__Exercise instructions__
Locate each line with the string "value" in the listing below and copy it.

__Records for this exercise__
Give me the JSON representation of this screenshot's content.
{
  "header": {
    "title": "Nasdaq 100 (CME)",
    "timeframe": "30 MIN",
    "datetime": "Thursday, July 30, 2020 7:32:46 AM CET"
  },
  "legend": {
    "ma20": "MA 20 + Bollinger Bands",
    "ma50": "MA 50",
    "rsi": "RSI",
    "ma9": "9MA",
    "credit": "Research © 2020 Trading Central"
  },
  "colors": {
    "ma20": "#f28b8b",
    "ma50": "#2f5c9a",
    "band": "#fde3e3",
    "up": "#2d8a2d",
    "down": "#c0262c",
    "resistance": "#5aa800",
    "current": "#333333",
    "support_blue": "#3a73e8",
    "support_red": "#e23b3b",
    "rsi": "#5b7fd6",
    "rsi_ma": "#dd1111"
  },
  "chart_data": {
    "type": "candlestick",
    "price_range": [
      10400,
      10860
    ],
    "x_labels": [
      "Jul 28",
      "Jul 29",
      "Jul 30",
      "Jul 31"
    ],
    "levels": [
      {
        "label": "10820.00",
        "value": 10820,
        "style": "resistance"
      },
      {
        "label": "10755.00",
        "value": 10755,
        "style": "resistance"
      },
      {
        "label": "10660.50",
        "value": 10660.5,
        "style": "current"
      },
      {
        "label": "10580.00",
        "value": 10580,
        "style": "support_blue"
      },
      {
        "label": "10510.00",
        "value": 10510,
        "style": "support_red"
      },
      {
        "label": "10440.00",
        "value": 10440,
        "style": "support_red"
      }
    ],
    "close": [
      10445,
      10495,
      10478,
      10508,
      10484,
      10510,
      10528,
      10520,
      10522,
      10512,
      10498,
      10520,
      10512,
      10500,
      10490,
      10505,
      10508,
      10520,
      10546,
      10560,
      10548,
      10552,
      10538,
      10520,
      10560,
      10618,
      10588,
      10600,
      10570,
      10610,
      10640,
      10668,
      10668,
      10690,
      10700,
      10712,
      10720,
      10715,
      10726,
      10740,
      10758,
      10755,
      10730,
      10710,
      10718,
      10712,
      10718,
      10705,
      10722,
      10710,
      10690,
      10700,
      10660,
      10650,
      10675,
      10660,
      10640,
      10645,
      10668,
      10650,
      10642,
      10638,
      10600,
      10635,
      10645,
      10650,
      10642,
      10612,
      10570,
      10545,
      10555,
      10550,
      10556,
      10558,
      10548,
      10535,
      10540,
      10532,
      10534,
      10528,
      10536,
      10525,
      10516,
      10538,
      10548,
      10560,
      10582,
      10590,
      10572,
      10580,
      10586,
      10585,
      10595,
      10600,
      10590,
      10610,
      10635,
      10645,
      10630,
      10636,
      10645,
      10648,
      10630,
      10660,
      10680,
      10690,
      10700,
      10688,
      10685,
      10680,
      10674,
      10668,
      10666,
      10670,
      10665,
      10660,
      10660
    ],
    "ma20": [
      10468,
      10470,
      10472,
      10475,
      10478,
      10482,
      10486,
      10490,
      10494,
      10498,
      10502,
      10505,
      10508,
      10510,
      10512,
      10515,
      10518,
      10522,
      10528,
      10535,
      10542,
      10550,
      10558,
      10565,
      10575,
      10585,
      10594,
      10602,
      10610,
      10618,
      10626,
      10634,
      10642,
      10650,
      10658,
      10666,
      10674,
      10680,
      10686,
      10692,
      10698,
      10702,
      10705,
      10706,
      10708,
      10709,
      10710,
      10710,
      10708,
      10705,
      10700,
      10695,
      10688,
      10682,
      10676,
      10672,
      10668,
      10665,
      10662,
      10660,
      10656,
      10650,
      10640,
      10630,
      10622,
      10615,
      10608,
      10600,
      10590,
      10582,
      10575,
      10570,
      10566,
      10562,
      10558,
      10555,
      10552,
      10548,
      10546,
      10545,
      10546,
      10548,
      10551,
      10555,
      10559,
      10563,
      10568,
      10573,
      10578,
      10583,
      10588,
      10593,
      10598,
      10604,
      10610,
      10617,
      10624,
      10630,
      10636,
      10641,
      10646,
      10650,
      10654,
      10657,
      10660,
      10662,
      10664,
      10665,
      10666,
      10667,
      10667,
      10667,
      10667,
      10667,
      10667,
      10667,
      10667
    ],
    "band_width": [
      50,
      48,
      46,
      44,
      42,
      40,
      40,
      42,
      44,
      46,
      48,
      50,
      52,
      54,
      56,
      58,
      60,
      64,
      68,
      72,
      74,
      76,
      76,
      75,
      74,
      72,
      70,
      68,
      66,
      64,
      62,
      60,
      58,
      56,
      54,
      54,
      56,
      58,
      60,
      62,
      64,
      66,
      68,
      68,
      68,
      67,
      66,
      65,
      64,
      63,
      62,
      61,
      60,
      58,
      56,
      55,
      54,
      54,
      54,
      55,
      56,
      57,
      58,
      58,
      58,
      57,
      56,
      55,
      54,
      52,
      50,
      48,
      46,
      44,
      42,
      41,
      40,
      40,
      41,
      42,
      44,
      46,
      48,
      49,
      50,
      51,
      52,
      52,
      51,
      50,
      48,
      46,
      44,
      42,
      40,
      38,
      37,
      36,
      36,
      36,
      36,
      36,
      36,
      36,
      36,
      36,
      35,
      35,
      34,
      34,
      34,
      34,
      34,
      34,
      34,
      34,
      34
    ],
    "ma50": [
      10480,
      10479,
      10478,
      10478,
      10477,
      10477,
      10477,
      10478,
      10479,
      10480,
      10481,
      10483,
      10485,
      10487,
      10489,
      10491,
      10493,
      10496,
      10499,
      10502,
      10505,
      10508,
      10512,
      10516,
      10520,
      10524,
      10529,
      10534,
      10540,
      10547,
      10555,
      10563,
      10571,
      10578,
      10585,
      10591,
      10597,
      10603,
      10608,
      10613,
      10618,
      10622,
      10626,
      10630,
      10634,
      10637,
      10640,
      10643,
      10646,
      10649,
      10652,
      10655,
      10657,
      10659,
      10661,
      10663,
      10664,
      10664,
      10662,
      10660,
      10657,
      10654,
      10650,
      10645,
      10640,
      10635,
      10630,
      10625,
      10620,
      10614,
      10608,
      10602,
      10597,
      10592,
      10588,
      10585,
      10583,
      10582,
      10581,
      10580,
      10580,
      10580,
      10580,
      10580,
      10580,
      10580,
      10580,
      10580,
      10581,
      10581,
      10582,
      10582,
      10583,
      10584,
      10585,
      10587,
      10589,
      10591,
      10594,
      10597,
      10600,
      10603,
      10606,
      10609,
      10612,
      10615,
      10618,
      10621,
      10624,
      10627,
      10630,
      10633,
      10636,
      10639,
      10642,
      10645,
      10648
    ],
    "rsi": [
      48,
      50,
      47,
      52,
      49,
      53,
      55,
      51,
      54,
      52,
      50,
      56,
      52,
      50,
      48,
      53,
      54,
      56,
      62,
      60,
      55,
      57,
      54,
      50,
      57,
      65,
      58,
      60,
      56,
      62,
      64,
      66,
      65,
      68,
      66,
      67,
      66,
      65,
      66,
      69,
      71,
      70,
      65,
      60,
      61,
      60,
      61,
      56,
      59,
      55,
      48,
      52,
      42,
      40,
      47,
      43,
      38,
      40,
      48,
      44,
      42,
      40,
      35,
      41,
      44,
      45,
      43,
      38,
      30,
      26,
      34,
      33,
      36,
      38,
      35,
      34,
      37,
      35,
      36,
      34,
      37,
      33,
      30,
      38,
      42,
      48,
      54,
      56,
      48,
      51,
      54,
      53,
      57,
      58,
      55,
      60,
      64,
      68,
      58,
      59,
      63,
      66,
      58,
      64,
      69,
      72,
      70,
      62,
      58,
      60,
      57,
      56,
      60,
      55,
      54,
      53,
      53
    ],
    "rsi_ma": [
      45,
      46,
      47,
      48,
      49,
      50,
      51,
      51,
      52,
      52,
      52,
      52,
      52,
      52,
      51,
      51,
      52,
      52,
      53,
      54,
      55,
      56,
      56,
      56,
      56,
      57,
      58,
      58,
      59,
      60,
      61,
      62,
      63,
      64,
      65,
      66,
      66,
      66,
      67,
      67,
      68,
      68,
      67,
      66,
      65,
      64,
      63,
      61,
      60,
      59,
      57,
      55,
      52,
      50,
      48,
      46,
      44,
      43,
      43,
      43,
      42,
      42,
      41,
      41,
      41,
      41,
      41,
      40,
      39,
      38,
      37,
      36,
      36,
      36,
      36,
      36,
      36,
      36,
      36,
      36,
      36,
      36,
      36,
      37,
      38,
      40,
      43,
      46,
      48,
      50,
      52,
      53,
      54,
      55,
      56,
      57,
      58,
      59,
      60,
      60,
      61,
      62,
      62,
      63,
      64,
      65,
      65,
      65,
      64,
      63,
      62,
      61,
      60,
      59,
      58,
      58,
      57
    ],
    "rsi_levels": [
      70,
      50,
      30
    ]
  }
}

__Solution to this problem__
        "value": 10820,
        "value": 10755,
        "value": 10660.5,
        "value": 10580,
        "value": 10510,
        "value": 10440,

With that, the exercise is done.